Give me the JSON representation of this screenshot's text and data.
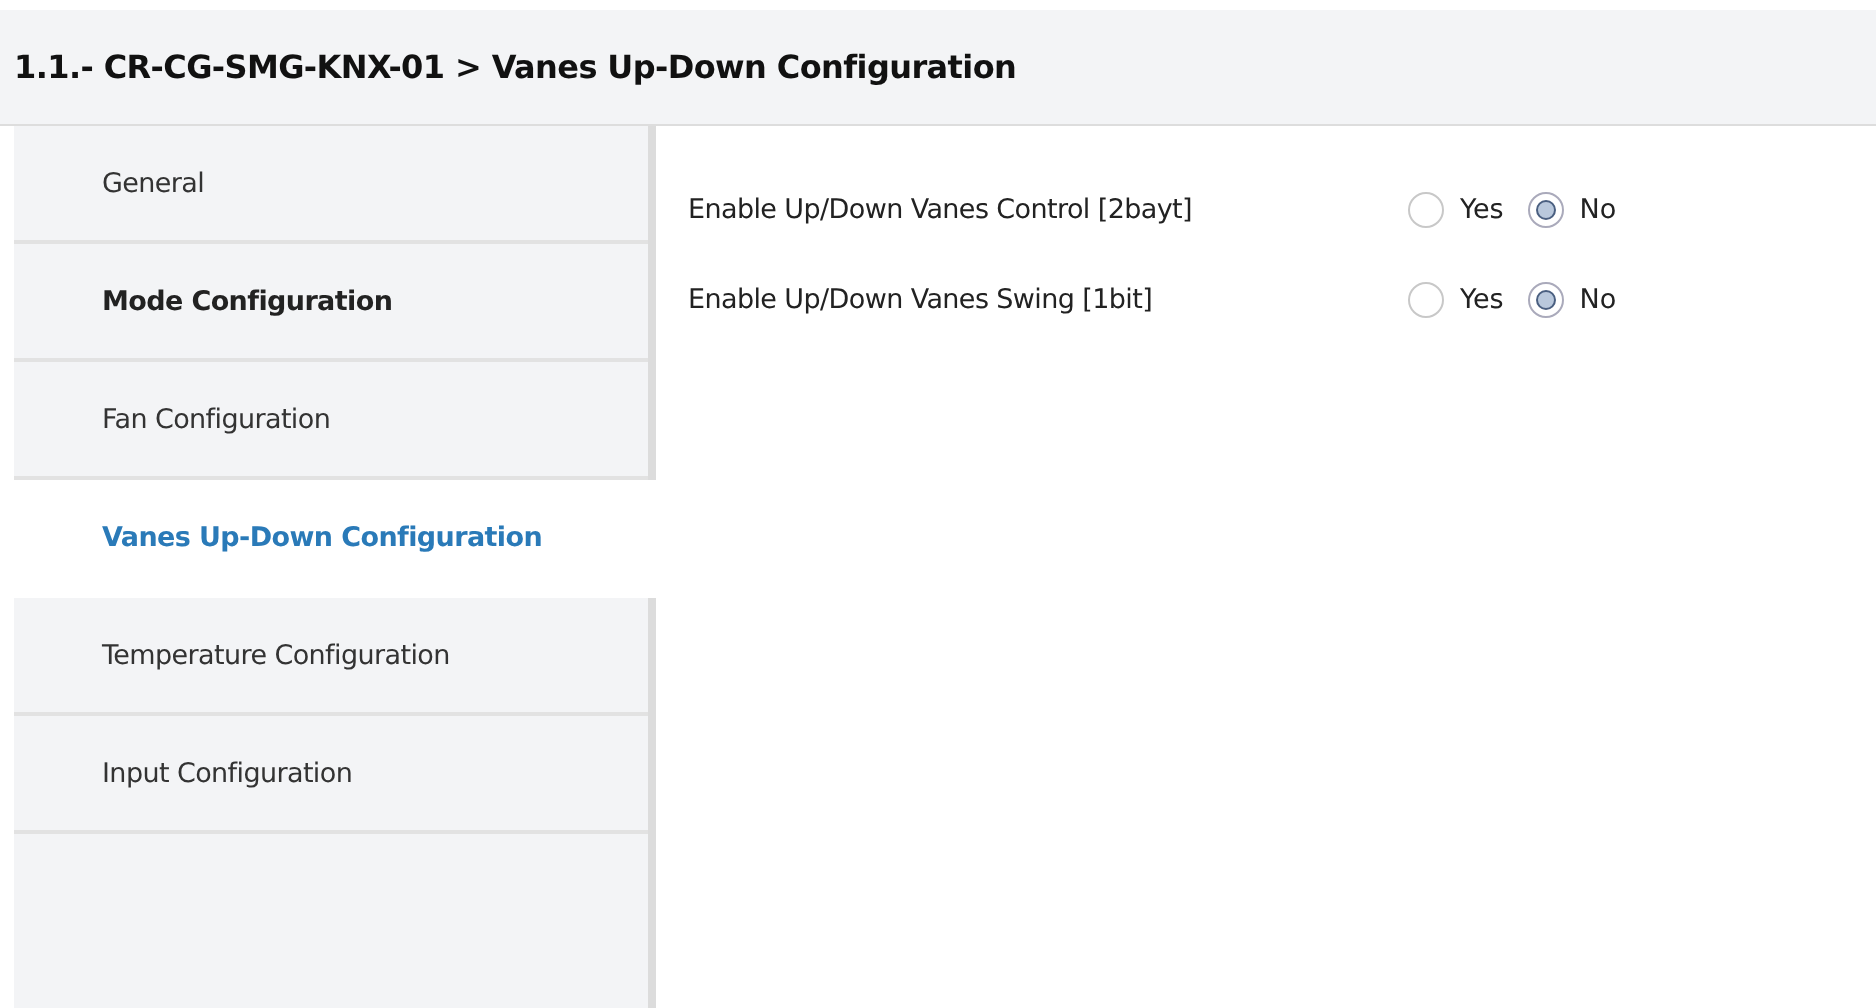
{
  "header": {
    "title": "1.1.- CR-CG-SMG-KNX-01 > Vanes Up-Down Configuration"
  },
  "sidebar": {
    "items": [
      {
        "label": "General",
        "selected": false,
        "bold": false
      },
      {
        "label": "Mode Configuration",
        "selected": false,
        "bold": true
      },
      {
        "label": "Fan Configuration",
        "selected": false,
        "bold": false
      },
      {
        "label": "Vanes Up-Down Configuration",
        "selected": true,
        "bold": false
      },
      {
        "label": "Temperature Configuration",
        "selected": false,
        "bold": false
      },
      {
        "label": "Input Configuration",
        "selected": false,
        "bold": false
      }
    ]
  },
  "parameters": [
    {
      "label": "Enable Up/Down Vanes Control [2bayt]",
      "options": [
        {
          "label": "Yes",
          "selected": false
        },
        {
          "label": "No",
          "selected": true
        }
      ]
    },
    {
      "label": "Enable Up/Down Vanes Swing [1bit]",
      "options": [
        {
          "label": "Yes",
          "selected": false
        },
        {
          "label": "No",
          "selected": true
        }
      ]
    }
  ]
}
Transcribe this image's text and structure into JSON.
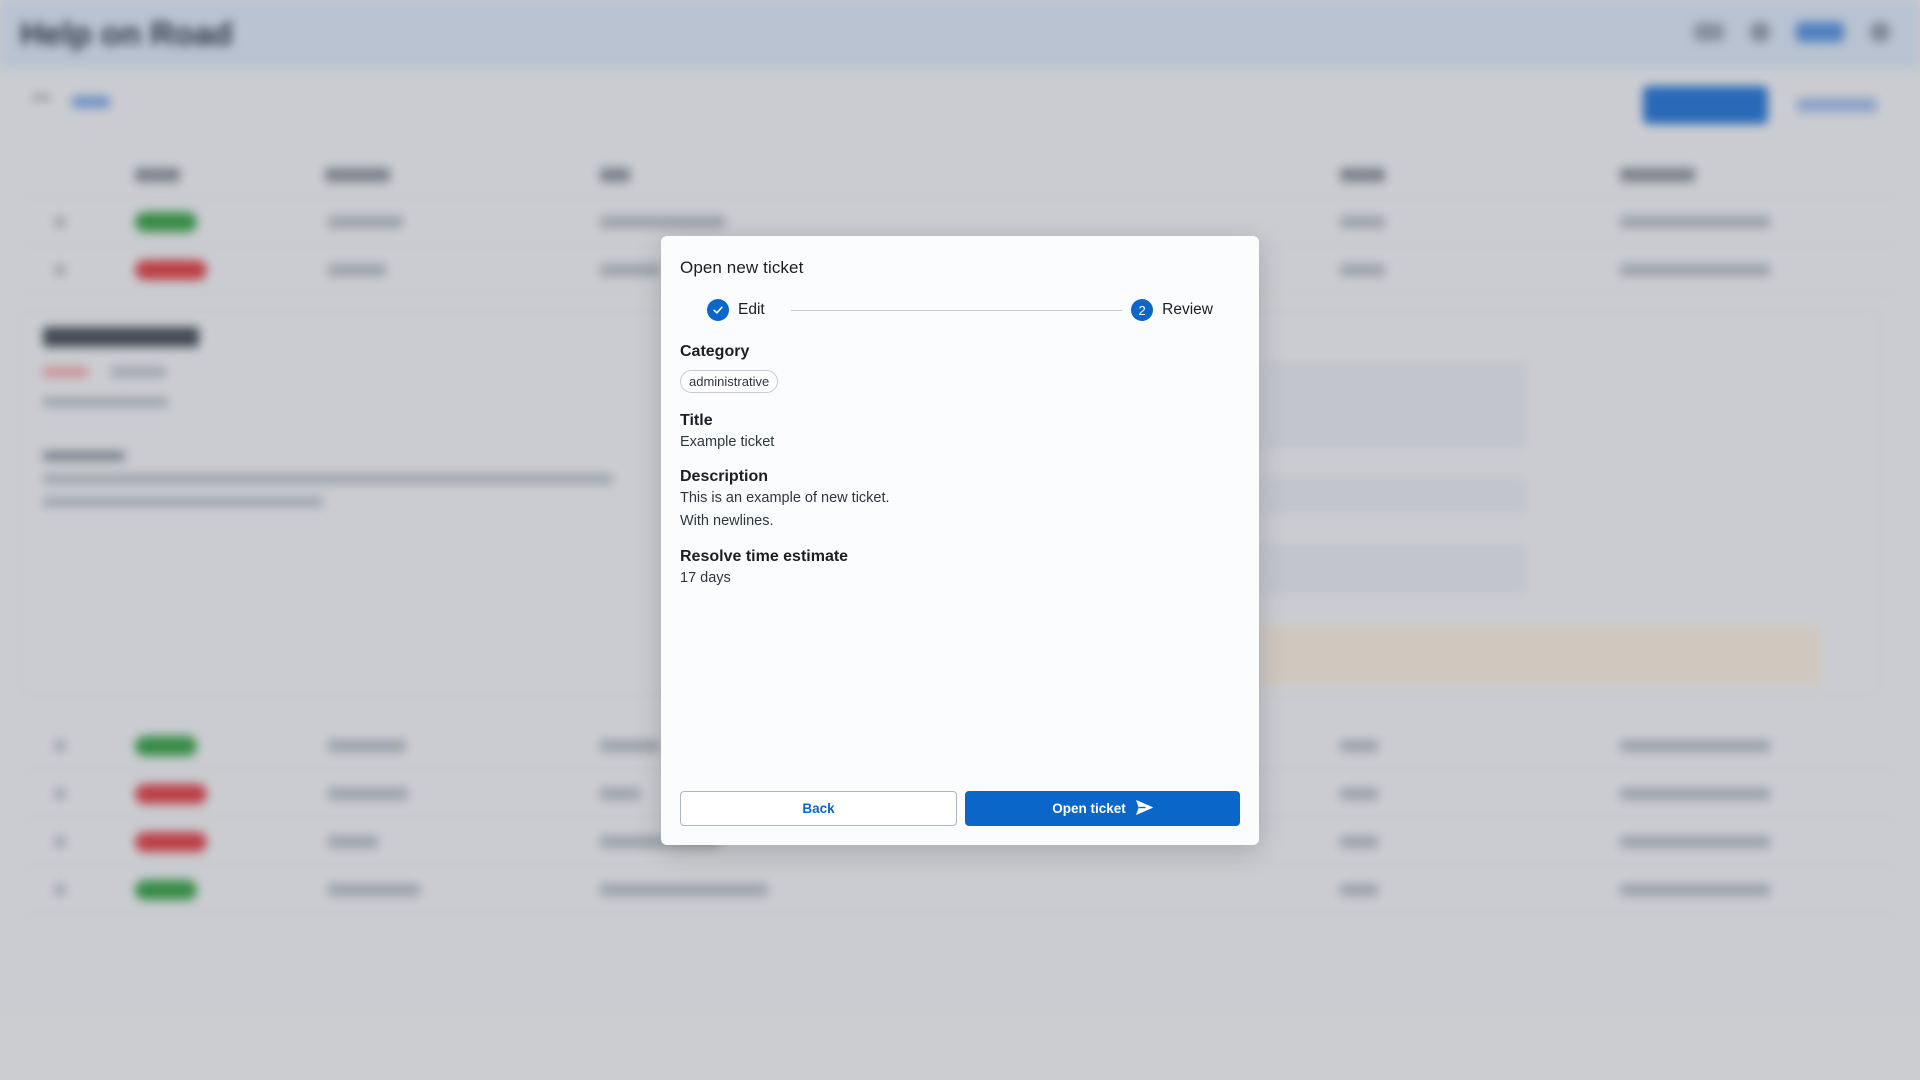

Directions for this task –
Gather every line from the listing above in which the word "true" appears.

Answer to the problem –
        "bold": true
        "selected": true,
          "selected": true
          "selected": true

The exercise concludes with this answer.